Entries from a visual dataset =>
• • • • •

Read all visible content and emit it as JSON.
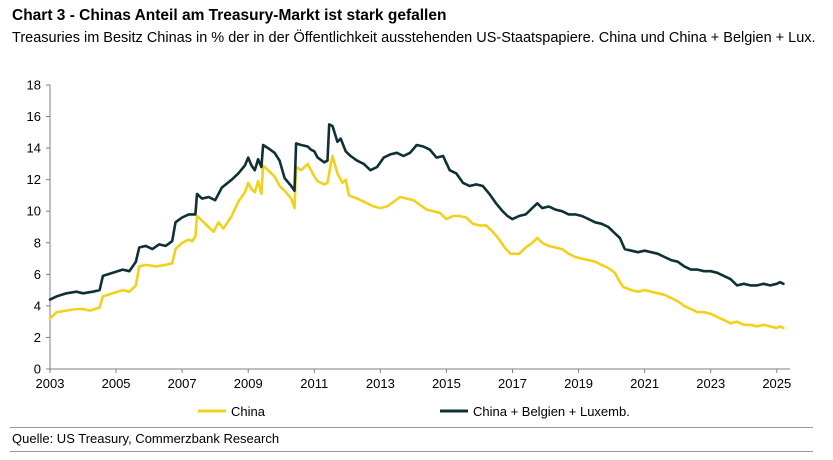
{
  "title": "Chart 3 - Chinas Anteil am Treasury-Markt ist stark gefallen",
  "subtitle": "Treasuries im Besitz Chinas in % der in der Öffentlichkeit ausstehenden US-Staatspapiere. China und China + Belgien + Lux.",
  "source": "Quelle: US Treasury, Commerzbank Research",
  "colors": {
    "china": "#f2d11d",
    "china_bel_lux": "#0f3037"
  },
  "chart_data": {
    "type": "line",
    "title": "Chart 3 - Chinas Anteil am Treasury-Markt ist stark gefallen",
    "xlabel": "",
    "ylabel": "",
    "xlim": [
      2003,
      2025.4
    ],
    "ylim": [
      0,
      18
    ],
    "x_ticks": [
      "2003",
      "2005",
      "2007",
      "2009",
      "2011",
      "2013",
      "2015",
      "2017",
      "2019",
      "2021",
      "2023",
      "2025"
    ],
    "x_tick_values": [
      2003,
      2005,
      2007,
      2009,
      2011,
      2013,
      2015,
      2017,
      2019,
      2021,
      2023,
      2025
    ],
    "y_ticks": [
      "0",
      "2",
      "4",
      "6",
      "8",
      "10",
      "12",
      "14",
      "16",
      "18"
    ],
    "y_tick_values": [
      0,
      2,
      4,
      6,
      8,
      10,
      12,
      14,
      16,
      18
    ],
    "grid": false,
    "legend": "bottom",
    "series": [
      {
        "name": "China",
        "color": "#f2d11d",
        "points": [
          [
            2003.0,
            3.2
          ],
          [
            2003.2,
            3.6
          ],
          [
            2003.5,
            3.7
          ],
          [
            2003.8,
            3.8
          ],
          [
            2004.0,
            3.8
          ],
          [
            2004.2,
            3.7
          ],
          [
            2004.5,
            3.9
          ],
          [
            2004.6,
            4.6
          ],
          [
            2004.9,
            4.8
          ],
          [
            2005.2,
            5.0
          ],
          [
            2005.4,
            4.9
          ],
          [
            2005.6,
            5.3
          ],
          [
            2005.7,
            6.5
          ],
          [
            2005.9,
            6.6
          ],
          [
            2006.2,
            6.5
          ],
          [
            2006.5,
            6.6
          ],
          [
            2006.7,
            6.7
          ],
          [
            2006.8,
            7.6
          ],
          [
            2007.0,
            8.0
          ],
          [
            2007.2,
            8.2
          ],
          [
            2007.3,
            8.1
          ],
          [
            2007.4,
            8.4
          ],
          [
            2007.45,
            9.7
          ],
          [
            2007.6,
            9.4
          ],
          [
            2007.8,
            9.0
          ],
          [
            2007.95,
            8.7
          ],
          [
            2008.1,
            9.3
          ],
          [
            2008.25,
            8.9
          ],
          [
            2008.5,
            9.7
          ],
          [
            2008.7,
            10.6
          ],
          [
            2008.9,
            11.2
          ],
          [
            2009.0,
            11.8
          ],
          [
            2009.1,
            11.4
          ],
          [
            2009.2,
            11.2
          ],
          [
            2009.3,
            11.9
          ],
          [
            2009.4,
            11.1
          ],
          [
            2009.45,
            12.9
          ],
          [
            2009.6,
            12.6
          ],
          [
            2009.8,
            12.2
          ],
          [
            2009.95,
            11.6
          ],
          [
            2010.1,
            11.3
          ],
          [
            2010.3,
            10.8
          ],
          [
            2010.4,
            10.2
          ],
          [
            2010.45,
            12.8
          ],
          [
            2010.6,
            12.6
          ],
          [
            2010.8,
            13.0
          ],
          [
            2010.9,
            12.6
          ],
          [
            2011.0,
            12.2
          ],
          [
            2011.1,
            11.9
          ],
          [
            2011.3,
            11.7
          ],
          [
            2011.4,
            11.8
          ],
          [
            2011.5,
            13.0
          ],
          [
            2011.55,
            13.5
          ],
          [
            2011.7,
            12.4
          ],
          [
            2011.85,
            11.8
          ],
          [
            2011.95,
            12.0
          ],
          [
            2012.05,
            11.0
          ],
          [
            2012.3,
            10.8
          ],
          [
            2012.6,
            10.5
          ],
          [
            2012.8,
            10.3
          ],
          [
            2013.0,
            10.2
          ],
          [
            2013.2,
            10.3
          ],
          [
            2013.4,
            10.6
          ],
          [
            2013.6,
            10.9
          ],
          [
            2013.8,
            10.8
          ],
          [
            2014.0,
            10.7
          ],
          [
            2014.2,
            10.4
          ],
          [
            2014.4,
            10.1
          ],
          [
            2014.6,
            10.0
          ],
          [
            2014.8,
            9.9
          ],
          [
            2015.0,
            9.5
          ],
          [
            2015.2,
            9.7
          ],
          [
            2015.4,
            9.7
          ],
          [
            2015.6,
            9.6
          ],
          [
            2015.8,
            9.2
          ],
          [
            2016.0,
            9.1
          ],
          [
            2016.2,
            9.1
          ],
          [
            2016.4,
            8.7
          ],
          [
            2016.6,
            8.2
          ],
          [
            2016.8,
            7.6
          ],
          [
            2016.95,
            7.3
          ],
          [
            2017.2,
            7.3
          ],
          [
            2017.4,
            7.7
          ],
          [
            2017.6,
            8.0
          ],
          [
            2017.75,
            8.3
          ],
          [
            2017.9,
            8.0
          ],
          [
            2018.1,
            7.8
          ],
          [
            2018.3,
            7.7
          ],
          [
            2018.5,
            7.6
          ],
          [
            2018.7,
            7.3
          ],
          [
            2018.9,
            7.1
          ],
          [
            2019.1,
            7.0
          ],
          [
            2019.3,
            6.9
          ],
          [
            2019.5,
            6.8
          ],
          [
            2019.7,
            6.6
          ],
          [
            2019.9,
            6.4
          ],
          [
            2020.1,
            6.1
          ],
          [
            2020.2,
            5.7
          ],
          [
            2020.35,
            5.2
          ],
          [
            2020.6,
            5.0
          ],
          [
            2020.8,
            4.9
          ],
          [
            2021.0,
            5.0
          ],
          [
            2021.2,
            4.9
          ],
          [
            2021.4,
            4.8
          ],
          [
            2021.6,
            4.7
          ],
          [
            2021.8,
            4.5
          ],
          [
            2022.0,
            4.3
          ],
          [
            2022.2,
            4.0
          ],
          [
            2022.4,
            3.8
          ],
          [
            2022.6,
            3.6
          ],
          [
            2022.8,
            3.6
          ],
          [
            2023.0,
            3.5
          ],
          [
            2023.2,
            3.3
          ],
          [
            2023.4,
            3.1
          ],
          [
            2023.6,
            2.9
          ],
          [
            2023.8,
            3.0
          ],
          [
            2024.0,
            2.8
          ],
          [
            2024.2,
            2.8
          ],
          [
            2024.4,
            2.7
          ],
          [
            2024.6,
            2.8
          ],
          [
            2024.8,
            2.7
          ],
          [
            2025.0,
            2.6
          ],
          [
            2025.1,
            2.7
          ],
          [
            2025.2,
            2.6
          ]
        ]
      },
      {
        "name": "China + Belgien + Luxemb.",
        "color": "#0f3037",
        "points": [
          [
            2003.0,
            4.4
          ],
          [
            2003.2,
            4.6
          ],
          [
            2003.5,
            4.8
          ],
          [
            2003.8,
            4.9
          ],
          [
            2004.0,
            4.8
          ],
          [
            2004.3,
            4.9
          ],
          [
            2004.5,
            5.0
          ],
          [
            2004.6,
            5.9
          ],
          [
            2004.9,
            6.1
          ],
          [
            2005.2,
            6.3
          ],
          [
            2005.4,
            6.2
          ],
          [
            2005.6,
            6.8
          ],
          [
            2005.7,
            7.7
          ],
          [
            2005.9,
            7.8
          ],
          [
            2006.1,
            7.6
          ],
          [
            2006.3,
            7.9
          ],
          [
            2006.5,
            7.8
          ],
          [
            2006.7,
            8.1
          ],
          [
            2006.8,
            9.3
          ],
          [
            2007.0,
            9.6
          ],
          [
            2007.2,
            9.8
          ],
          [
            2007.4,
            9.8
          ],
          [
            2007.45,
            11.1
          ],
          [
            2007.6,
            10.8
          ],
          [
            2007.8,
            10.9
          ],
          [
            2008.0,
            10.7
          ],
          [
            2008.2,
            11.5
          ],
          [
            2008.5,
            12.0
          ],
          [
            2008.7,
            12.4
          ],
          [
            2008.9,
            12.9
          ],
          [
            2009.0,
            13.4
          ],
          [
            2009.1,
            12.9
          ],
          [
            2009.2,
            12.6
          ],
          [
            2009.3,
            13.3
          ],
          [
            2009.4,
            12.8
          ],
          [
            2009.45,
            14.2
          ],
          [
            2009.6,
            14.0
          ],
          [
            2009.8,
            13.7
          ],
          [
            2009.95,
            13.2
          ],
          [
            2010.1,
            12.1
          ],
          [
            2010.3,
            11.6
          ],
          [
            2010.4,
            11.3
          ],
          [
            2010.45,
            14.3
          ],
          [
            2010.6,
            14.2
          ],
          [
            2010.8,
            14.1
          ],
          [
            2010.9,
            13.9
          ],
          [
            2011.0,
            13.8
          ],
          [
            2011.1,
            13.4
          ],
          [
            2011.3,
            13.1
          ],
          [
            2011.4,
            13.2
          ],
          [
            2011.45,
            15.5
          ],
          [
            2011.55,
            15.4
          ],
          [
            2011.7,
            14.4
          ],
          [
            2011.8,
            14.6
          ],
          [
            2011.95,
            13.8
          ],
          [
            2012.1,
            13.5
          ],
          [
            2012.3,
            13.2
          ],
          [
            2012.5,
            13.0
          ],
          [
            2012.7,
            12.6
          ],
          [
            2012.9,
            12.8
          ],
          [
            2013.1,
            13.4
          ],
          [
            2013.3,
            13.6
          ],
          [
            2013.5,
            13.7
          ],
          [
            2013.7,
            13.5
          ],
          [
            2013.9,
            13.7
          ],
          [
            2014.1,
            14.2
          ],
          [
            2014.3,
            14.1
          ],
          [
            2014.5,
            13.9
          ],
          [
            2014.7,
            13.4
          ],
          [
            2014.9,
            13.5
          ],
          [
            2015.1,
            12.6
          ],
          [
            2015.3,
            12.4
          ],
          [
            2015.5,
            11.8
          ],
          [
            2015.7,
            11.6
          ],
          [
            2015.9,
            11.7
          ],
          [
            2016.1,
            11.6
          ],
          [
            2016.3,
            11.1
          ],
          [
            2016.5,
            10.5
          ],
          [
            2016.7,
            10.0
          ],
          [
            2016.85,
            9.7
          ],
          [
            2017.0,
            9.5
          ],
          [
            2017.2,
            9.7
          ],
          [
            2017.4,
            9.8
          ],
          [
            2017.6,
            10.2
          ],
          [
            2017.75,
            10.5
          ],
          [
            2017.9,
            10.2
          ],
          [
            2018.1,
            10.3
          ],
          [
            2018.3,
            10.1
          ],
          [
            2018.5,
            10.0
          ],
          [
            2018.7,
            9.8
          ],
          [
            2018.9,
            9.8
          ],
          [
            2019.1,
            9.7
          ],
          [
            2019.3,
            9.5
          ],
          [
            2019.5,
            9.3
          ],
          [
            2019.7,
            9.2
          ],
          [
            2019.9,
            9.0
          ],
          [
            2020.1,
            8.6
          ],
          [
            2020.25,
            8.3
          ],
          [
            2020.4,
            7.6
          ],
          [
            2020.6,
            7.5
          ],
          [
            2020.8,
            7.4
          ],
          [
            2021.0,
            7.5
          ],
          [
            2021.2,
            7.4
          ],
          [
            2021.4,
            7.3
          ],
          [
            2021.6,
            7.1
          ],
          [
            2021.8,
            6.9
          ],
          [
            2022.0,
            6.8
          ],
          [
            2022.2,
            6.5
          ],
          [
            2022.4,
            6.3
          ],
          [
            2022.6,
            6.3
          ],
          [
            2022.8,
            6.2
          ],
          [
            2023.0,
            6.2
          ],
          [
            2023.2,
            6.1
          ],
          [
            2023.4,
            5.9
          ],
          [
            2023.6,
            5.7
          ],
          [
            2023.8,
            5.3
          ],
          [
            2024.0,
            5.4
          ],
          [
            2024.2,
            5.3
          ],
          [
            2024.4,
            5.3
          ],
          [
            2024.6,
            5.4
          ],
          [
            2024.8,
            5.3
          ],
          [
            2025.0,
            5.4
          ],
          [
            2025.1,
            5.5
          ],
          [
            2025.2,
            5.4
          ]
        ]
      }
    ]
  }
}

• • • • •

Using the listing, copy every line where the word "Anteil" shows up.

  "title": "Chart 3 - Chinas Anteil am Treasury-Markt ist stark gefallen",
    "title": "Chart 3 - Chinas Anteil am Treasury-Markt ist stark gefallen",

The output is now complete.